*Blocco di testo*.
════════════════════
N. 122 - Febbraio 2018 (CLIII)

Il culto dei santi nel Medioevo
vettore fondamentale per un’identità europea

di Piero Nabisso

 

Nell’Europa medievale, il cristianesimo fornì senza dubbio un’omogeneità e un’identità culturale agli stessi europei, ma al tempo stesso è opportuno fare delle precisazioni. In primo luogo non bisogna dimenticare che il cristianesimo è sorto e si è affermato, inizialmente, come una religione di matrice orientale; è una religione che non si è mai accontentata di essere, soltanto, una religione europea, perché ha sempre cercato di mantenere la propria vocazione universalistica, ma ha dovuto molto spesso affrontare il problema delle diversità sia nell’antagonismo con le altre grandi costellazioni religiose dell’età medievale, l’Islam e l’ebraismo, sia nella lotta contro il paganesimo. Infine ha dovuto affrontare il problema delle fratture interne, dall’arianesimo alle differenti eresie che si sono sviluppate nel corso dell’epoca medievale, fino ad arrivare allo scisma del 1054 tra Chiesa d’Occidente e Chiesa d’Oriente che ha portato a una spaccatura, ancora tutt’ora non ricomposta, dell’Europa cristiana in due Chiese.
════════════════════
*Sezione dati*.
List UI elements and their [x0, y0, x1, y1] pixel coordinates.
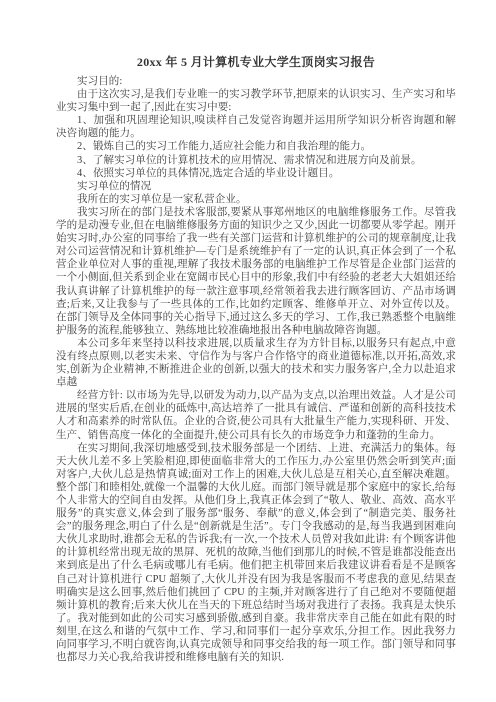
════════════════════
*Consegna*.
Ricopia per intero il brano sul culto dei santi nel Medioevo riportato sopra, parola per parola e senza alcuna modifica.

*Risultato finale*.
N. 122 - Febbraio 2018 (CLIII)

Il culto dei santi nel Medioevo
vettore fondamentale per un’identità europea

di Piero Nabisso

 

Nell’Europa medievale, il cristianesimo fornì senza dubbio un’omogeneità e un’identità culturale agli stessi europei, ma al tempo stesso è opportuno fare delle precisazioni. In primo luogo non bisogna dimenticare che il cristianesimo è sorto e si è affermato, inizialmente, come una religione di matrice orientale; è una religione che non si è mai accontentata di essere, soltanto, una religione europea, perché ha sempre cercato di mantenere la propria vocazione universalistica, ma ha dovuto molto spesso affrontare il problema delle diversità sia nell’antagonismo con le altre grandi costellazioni religiose dell’età medievale, l’Islam e l’ebraismo, sia nella lotta contro il paganesimo. Infine ha dovuto affrontare il problema delle fratture interne, dall’arianesimo alle differenti eresie che si sono sviluppate nel corso dell’epoca medievale, fino ad arrivare allo scisma del 1054 tra Chiesa d’Occidente e Chiesa d’Oriente che ha portato a una spaccatura, ancora tutt’ora non ricomposta, dell’Europa cristiana in due Chiese.